(Supplied records)
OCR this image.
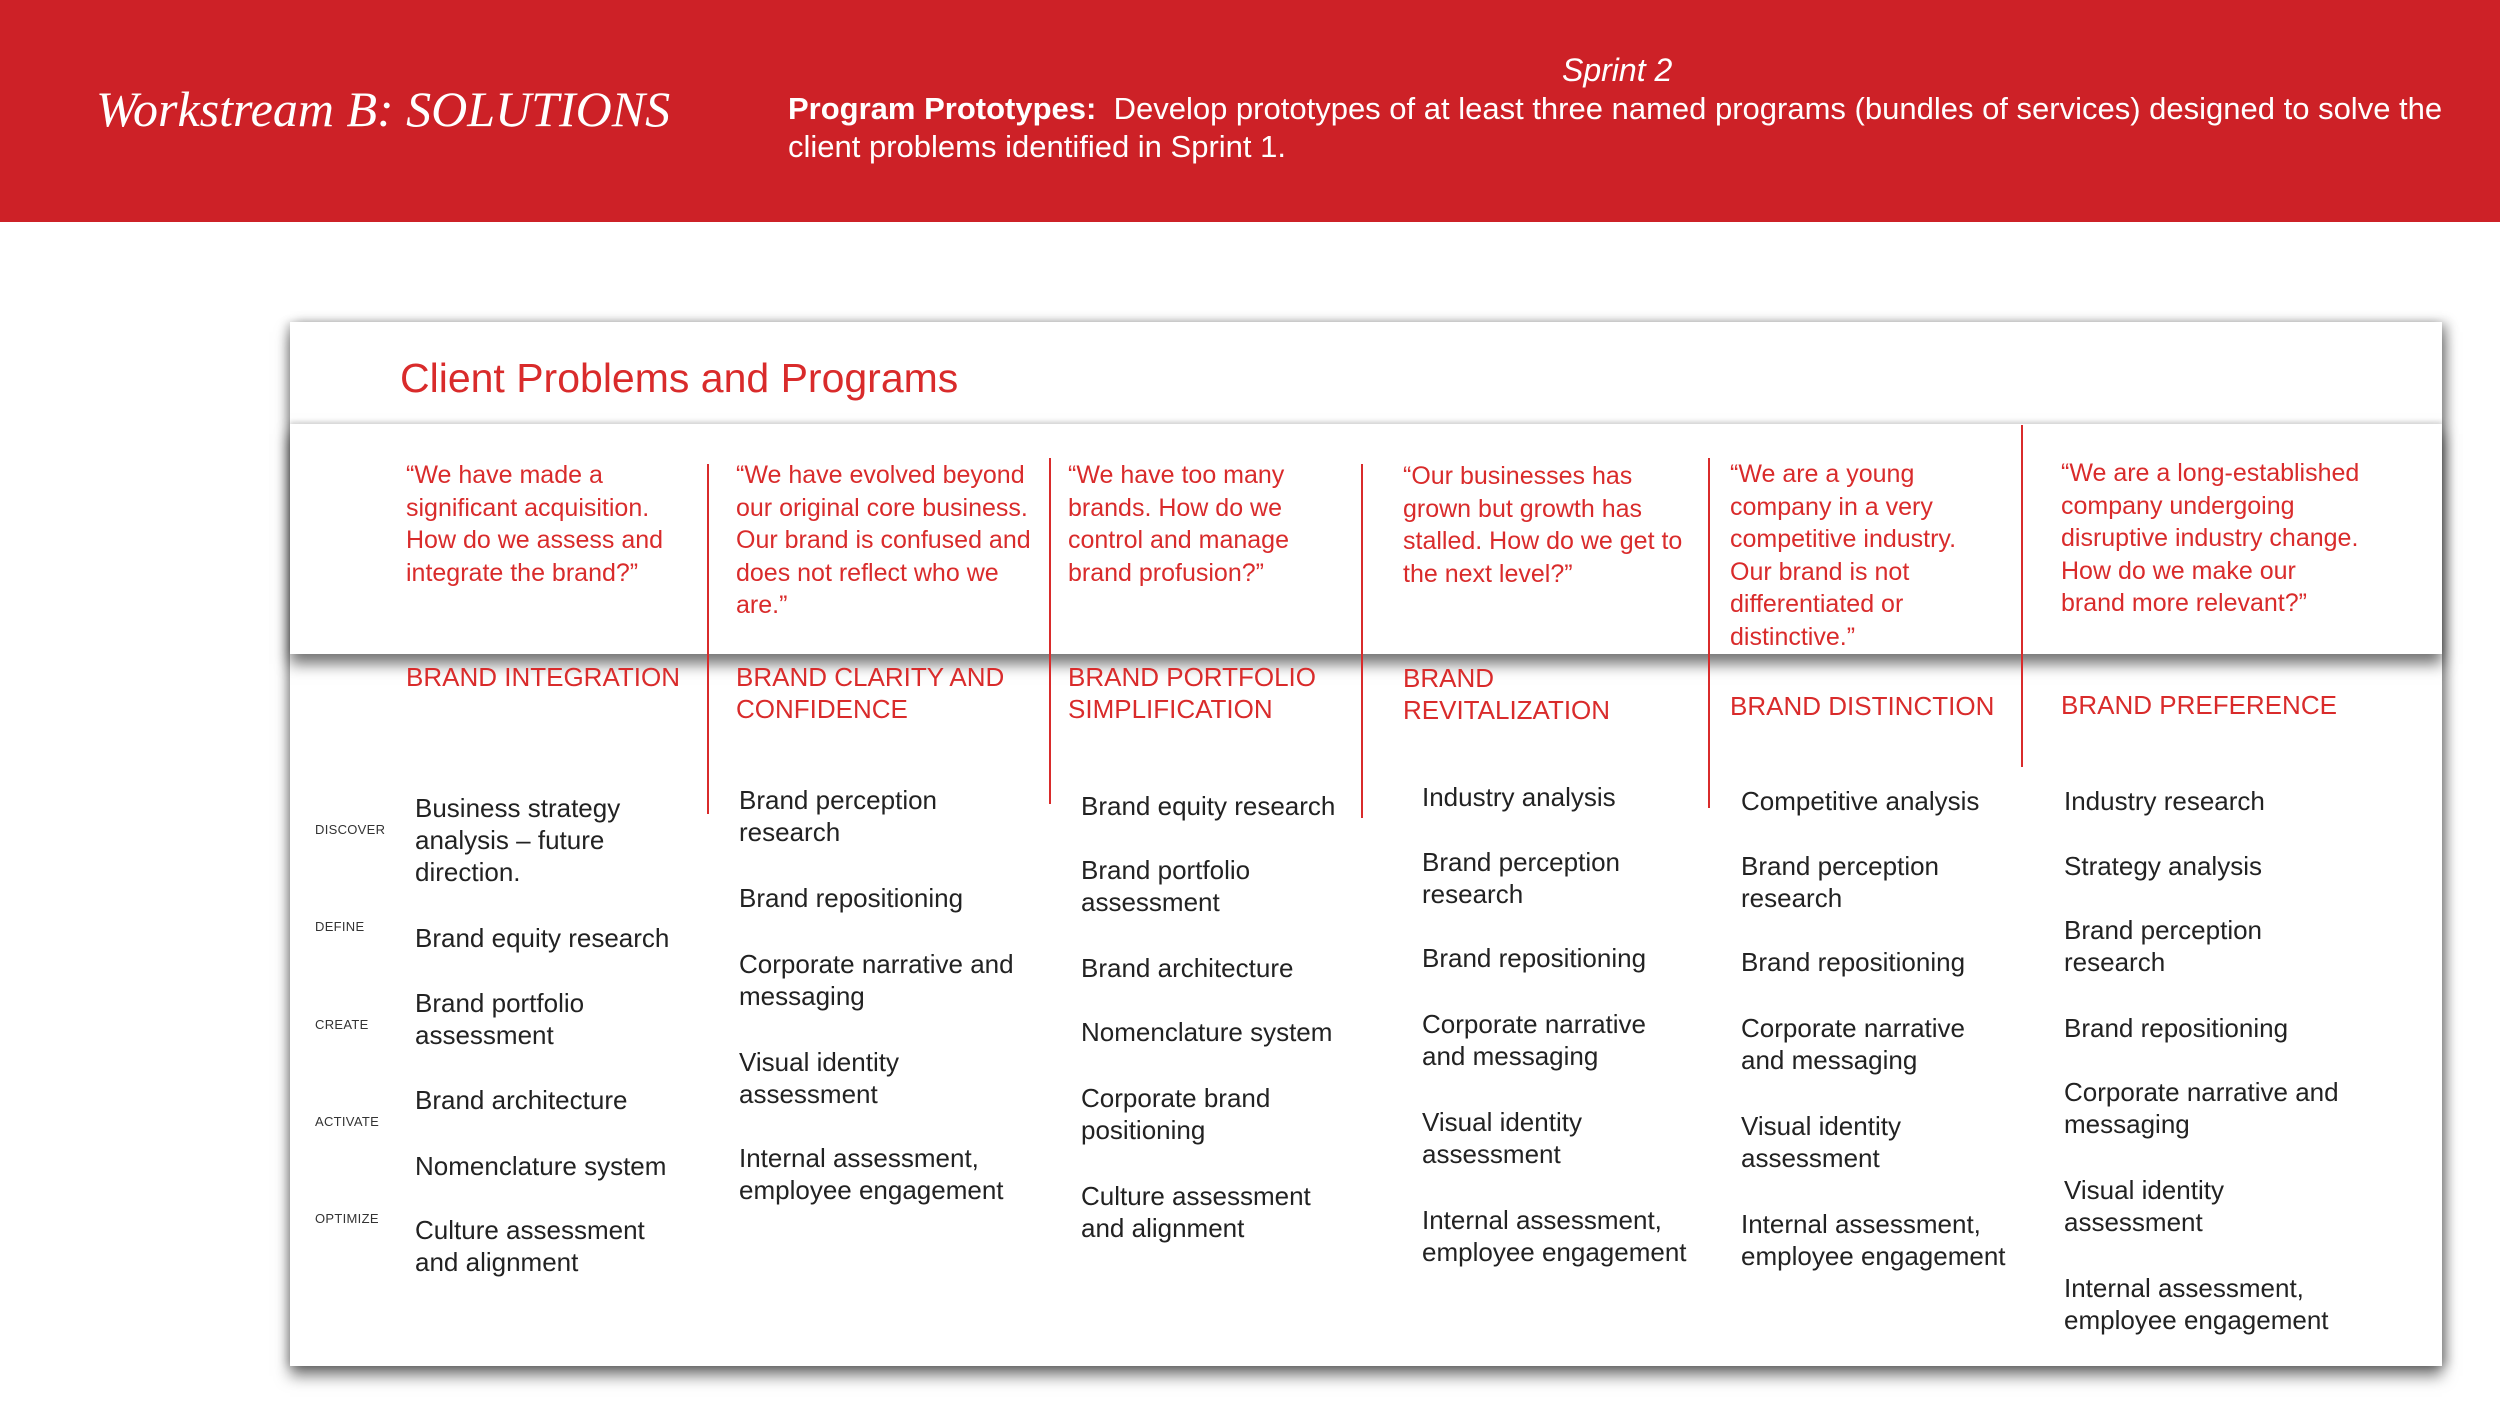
Workstream B: SOLUTIONS
Sprint 2
Program Prototypes: Develop prototypes of at least three named programs (bundles of services) designed to solve the client problems identified in Sprint 1.
Client Problems and Programs
DISCOVER
DEFINE
CREATE
ACTIVATE
OPTIMIZE
“We have made a significant acquisition. How do we assess and integrate the brand?”
BRAND INTEGRATION
Business strategy analysis – future direction.
Brand equity research
Brand portfolio assessment
Brand architecture
Nomenclature system
Culture assessment and alignment
“We have evolved beyond our original core business. Our brand is confused and does not reflect who we are.”
BRAND CLARITY AND CONFIDENCE
Brand perception research
Brand repositioning
Corporate narrative and messaging
Visual identity assessment
Internal assessment, employee engagement
“We have too many brands. How do we control and manage brand profusion?”
BRAND PORTFOLIO SIMPLIFICATION
Brand equity research
Brand portfolio assessment
Brand architecture
Nomenclature system
Corporate brand positioning
Culture assessment and alignment
“Our businesses has grown but growth has stalled. How do we get to the next level?”
BRAND REVITALIZATION
Industry analysis
Brand perception research
Brand repositioning
Corporate narrative and messaging
Visual identity assessment
Internal assessment, employee engagement
“We are a young company in a very competitive industry. Our brand is not differentiated or distinctive.”
BRAND DISTINCTION
Competitive analysis
Brand perception research
Brand repositioning
Corporate narrative and messaging
Visual identity assessment
Internal assessment, employee engagement
“We are a long-established company undergoing disruptive industry change. How do we make our brand more relevant?”
BRAND PREFERENCE
Industry research
Strategy analysis
Brand perception research
Brand repositioning
Corporate narrative and messaging
Visual identity assessment
Internal assessment, employee engagement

(What needs to be done)
Find each line that has the word "analysis", then copy it out.

(Complete answer)
Business strategy analysis – future direction.
Industry analysis
Competitive analysis
Strategy analysis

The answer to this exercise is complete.